Extracted records
===============

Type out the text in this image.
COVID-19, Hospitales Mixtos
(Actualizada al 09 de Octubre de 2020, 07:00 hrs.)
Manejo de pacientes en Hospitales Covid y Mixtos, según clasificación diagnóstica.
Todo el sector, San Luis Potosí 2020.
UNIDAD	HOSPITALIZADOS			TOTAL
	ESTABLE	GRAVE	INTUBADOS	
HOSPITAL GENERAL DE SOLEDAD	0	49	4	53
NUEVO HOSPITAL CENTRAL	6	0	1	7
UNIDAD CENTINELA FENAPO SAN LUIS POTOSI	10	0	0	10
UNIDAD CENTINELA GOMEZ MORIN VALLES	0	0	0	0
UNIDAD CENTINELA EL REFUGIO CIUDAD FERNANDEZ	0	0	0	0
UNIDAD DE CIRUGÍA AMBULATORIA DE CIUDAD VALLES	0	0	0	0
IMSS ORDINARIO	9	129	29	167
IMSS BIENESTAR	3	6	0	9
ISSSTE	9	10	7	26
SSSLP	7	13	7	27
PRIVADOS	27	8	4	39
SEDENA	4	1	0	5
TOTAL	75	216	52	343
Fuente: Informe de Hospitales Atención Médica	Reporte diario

===============

WORK TO COMPLETE
Search the records for the word "CENTINELA", then list every line that has it.

THE SOLUTION
UNIDAD CENTINELA FENAPO SAN LUIS POTOSI	10	0	0	10
UNIDAD CENTINELA GOMEZ MORIN VALLES	0	0	0	0
UNIDAD CENTINELA EL REFUGIO CIUDAD FERNANDEZ	0	0	0	0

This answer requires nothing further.